*WHAT YOU WILL DO:*
Copy each line of the entries that contains the word "Нарушен".

*PROVIDED DATA:*
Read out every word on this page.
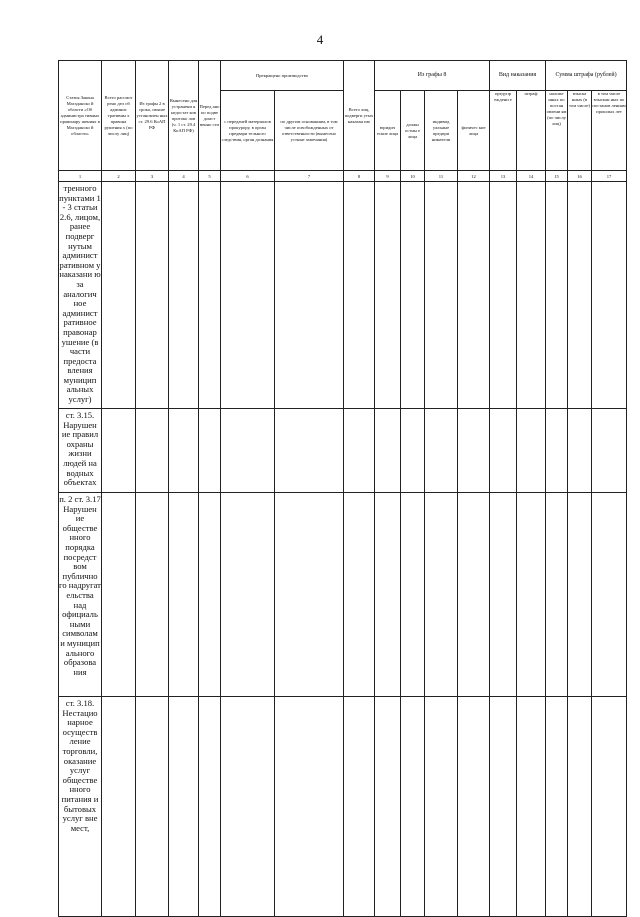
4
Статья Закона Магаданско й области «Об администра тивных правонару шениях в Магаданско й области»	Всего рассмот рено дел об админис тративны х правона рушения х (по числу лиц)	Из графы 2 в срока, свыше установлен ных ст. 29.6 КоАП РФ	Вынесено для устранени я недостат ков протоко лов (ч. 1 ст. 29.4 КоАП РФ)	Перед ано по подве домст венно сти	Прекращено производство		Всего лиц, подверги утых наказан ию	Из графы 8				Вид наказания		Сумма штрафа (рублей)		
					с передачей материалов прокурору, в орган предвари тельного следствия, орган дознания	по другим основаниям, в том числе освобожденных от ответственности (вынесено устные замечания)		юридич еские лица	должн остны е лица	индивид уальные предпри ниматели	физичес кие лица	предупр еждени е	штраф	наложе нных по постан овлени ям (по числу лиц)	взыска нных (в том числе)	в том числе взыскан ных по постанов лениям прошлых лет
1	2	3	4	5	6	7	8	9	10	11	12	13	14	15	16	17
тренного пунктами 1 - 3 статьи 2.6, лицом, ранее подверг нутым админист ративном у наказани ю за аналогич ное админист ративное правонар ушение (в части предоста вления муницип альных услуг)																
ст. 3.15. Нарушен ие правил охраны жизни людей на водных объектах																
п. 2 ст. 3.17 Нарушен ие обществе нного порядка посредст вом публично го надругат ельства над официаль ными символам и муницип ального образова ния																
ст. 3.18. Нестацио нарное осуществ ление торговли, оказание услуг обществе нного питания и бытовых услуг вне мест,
==
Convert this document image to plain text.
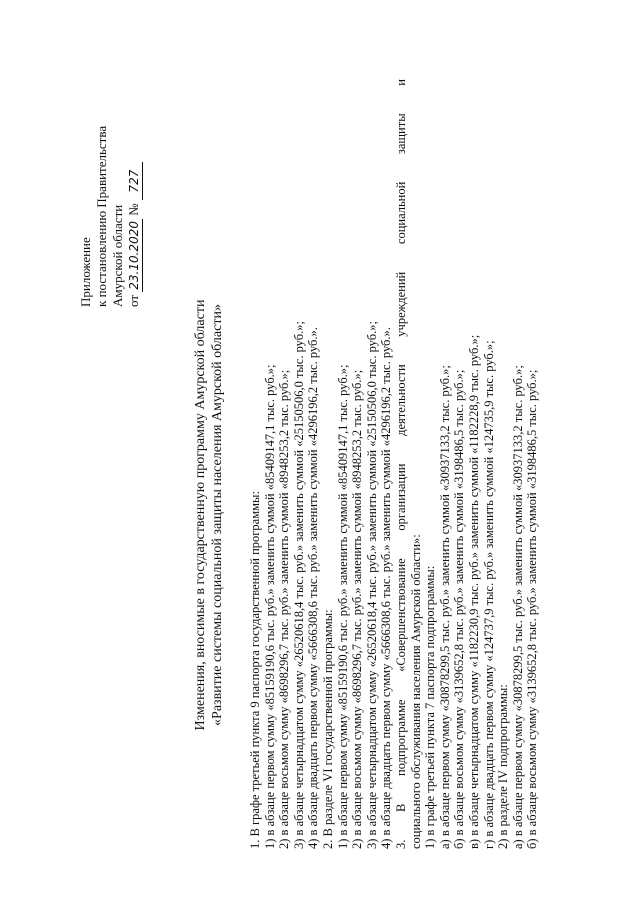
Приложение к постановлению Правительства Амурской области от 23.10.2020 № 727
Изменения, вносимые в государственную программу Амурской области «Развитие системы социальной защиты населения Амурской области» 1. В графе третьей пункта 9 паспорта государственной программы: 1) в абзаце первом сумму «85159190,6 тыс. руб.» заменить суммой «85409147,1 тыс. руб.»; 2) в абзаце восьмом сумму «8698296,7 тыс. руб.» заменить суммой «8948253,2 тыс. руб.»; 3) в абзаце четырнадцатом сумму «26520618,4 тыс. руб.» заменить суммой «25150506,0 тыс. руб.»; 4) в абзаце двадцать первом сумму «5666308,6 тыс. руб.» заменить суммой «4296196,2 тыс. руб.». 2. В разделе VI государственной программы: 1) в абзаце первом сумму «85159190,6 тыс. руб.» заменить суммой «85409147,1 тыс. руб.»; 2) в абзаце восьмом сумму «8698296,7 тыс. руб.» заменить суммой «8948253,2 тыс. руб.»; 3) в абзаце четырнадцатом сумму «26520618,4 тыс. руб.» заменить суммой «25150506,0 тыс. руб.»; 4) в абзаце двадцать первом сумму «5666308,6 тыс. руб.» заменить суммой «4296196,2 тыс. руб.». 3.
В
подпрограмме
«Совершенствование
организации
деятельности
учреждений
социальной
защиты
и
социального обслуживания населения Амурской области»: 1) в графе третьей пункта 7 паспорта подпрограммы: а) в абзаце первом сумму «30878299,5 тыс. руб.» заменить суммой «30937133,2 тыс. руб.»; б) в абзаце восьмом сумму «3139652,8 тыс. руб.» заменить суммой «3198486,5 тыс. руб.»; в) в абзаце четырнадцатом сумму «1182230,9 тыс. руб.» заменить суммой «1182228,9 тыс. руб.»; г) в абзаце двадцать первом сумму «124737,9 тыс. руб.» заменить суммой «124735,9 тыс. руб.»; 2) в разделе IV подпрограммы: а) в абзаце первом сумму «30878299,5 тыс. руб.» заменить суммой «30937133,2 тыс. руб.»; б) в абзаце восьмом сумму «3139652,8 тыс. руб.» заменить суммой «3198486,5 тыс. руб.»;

*SOLUTION BELOW:*
ст. 3.15. Нарушен ие правил охраны жизни людей на водных объектах																
п. 2 ст. 3.17 Нарушен ие обществе нного порядка посредст вом публично го надругат ельства над официаль ными символам и муницип ального образова ния																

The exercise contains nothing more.